GIVEN EXERCISE –
Reproduce the listing below character for character; drop every image.

⁂

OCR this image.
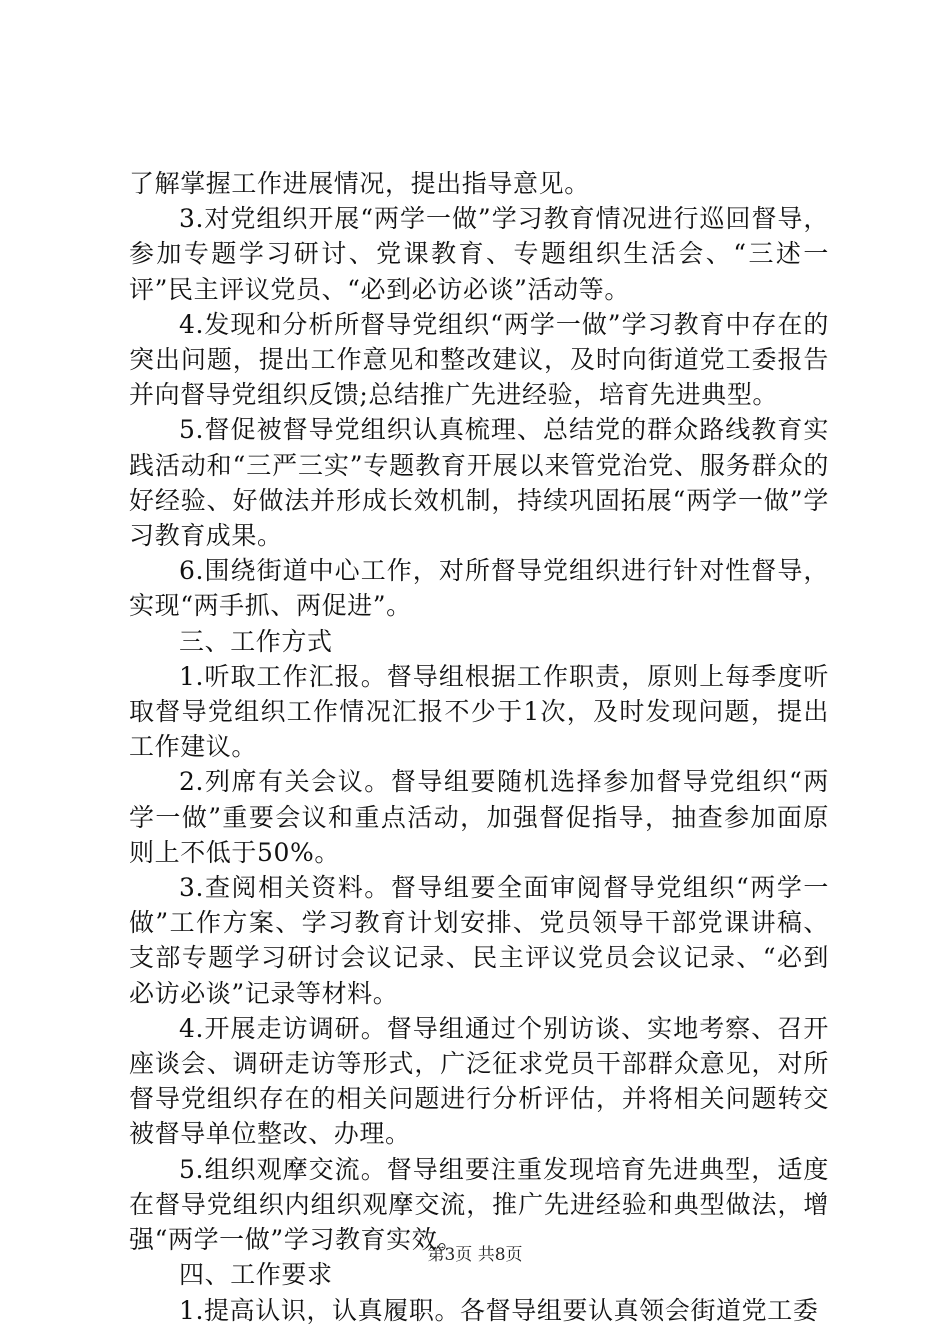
了解掌握工作进展情况，提出指导意见。

3.对党组织开展“两学一做”学习教育情况进行巡回督导，参加专题学习研讨、党课教育、专题组织生活会、“三述一评”民主评议党员、“必到必访必谈”活动等。

4.发现和分析所督导党组织“两学一做”学习教育中存在的突出问题，提出工作意见和整改建议，及时向街道党工委报告并向督导党组织反馈;总结推广先进经验，培育先进典型。

5.督促被督导党组织认真梳理、总结党的群众路线教育实践活动和“三严三实”专题教育开展以来管党治党、服务群众的好经验、好做法并形成长效机制，持续巩固拓展“两学一做”学习教育成果。

6.围绕街道中心工作，对所督导党组织进行针对性督导，实现“两手抓、两促进”。

三、工作方式

1.听取工作汇报。督导组根据工作职责，原则上每季度听取督导党组织工作情况汇报不少于1次，及时发现问题，提出工作建议。

2.列席有关会议。督导组要随机选择参加督导党组织“两学一做”重要会议和重点活动，加强督促指导，抽查参加面原则上不低于50%。

3.查阅相关资料。督导组要全面审阅督导党组织“两学一做”工作方案、学习教育计划安排、党员领导干部党课讲稿、支部专题学习研讨会议记录、民主评议党员会议记录、“必到必访必谈”记录等材料。

4.开展走访调研。督导组通过个别访谈、实地考察、召开座谈会、调研走访等形式，广泛征求党员干部群众意见，对所督导党组织存在的相关问题进行分析评估，并将相关问题转交被督导单位整改、办理。

5.组织观摩交流。督导组要注重发现培育先进典型，适度在督导党组织内组织观摩交流，推广先进经验和典型做法，增强“两学一做”学习教育实效。

四、工作要求

1.提高认识，认真履职。各督导组要认真领会街道党工委

第3页 共8页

⁂

PROBLEM SOLUTION –
OCR this image.
了解掌握工作进展情况，提出指导意见。

3.对党组织开展“两学一做”学习教育情况进行巡回督导，参加专题学习研讨、党课教育、专题组织生活会、“三述一评”民主评议党员、“必到必访必谈”活动等。

4.发现和分析所督导党组织“两学一做”学习教育中存在的突出问题，提出工作意见和整改建议，及时向街道党工委报告并向督导党组织反馈;总结推广先进经验，培育先进典型。

5.督促被督导党组织认真梳理、总结党的群众路线教育实践活动和“三严三实”专题教育开展以来管党治党、服务群众的好经验、好做法并形成长效机制，持续巩固拓展“两学一做”学习教育成果。

6.围绕街道中心工作，对所督导党组织进行针对性督导，实现“两手抓、两促进”。

三、工作方式

1.听取工作汇报。督导组根据工作职责，原则上每季度听取督导党组织工作情况汇报不少于1次，及时发现问题，提出工作建议。

2.列席有关会议。督导组要随机选择参加督导党组织“两学一做”重要会议和重点活动，加强督促指导，抽查参加面原则上不低于50%。

3.查阅相关资料。督导组要全面审阅督导党组织“两学一做”工作方案、学习教育计划安排、党员领导干部党课讲稿、支部专题学习研讨会议记录、民主评议党员会议记录、“必到必访必谈”记录等材料。

4.开展走访调研。督导组通过个别访谈、实地考察、召开座谈会、调研走访等形式，广泛征求党员干部群众意见，对所督导党组织存在的相关问题进行分析评估，并将相关问题转交被督导单位整改、办理。

5.组织观摩交流。督导组要注重发现培育先进典型，适度在督导党组织内组织观摩交流，推广先进经验和典型做法，增强“两学一做”学习教育实效。

四、工作要求

1.提高认识，认真履职。各督导组要认真领会街道党工委

第3页 共8页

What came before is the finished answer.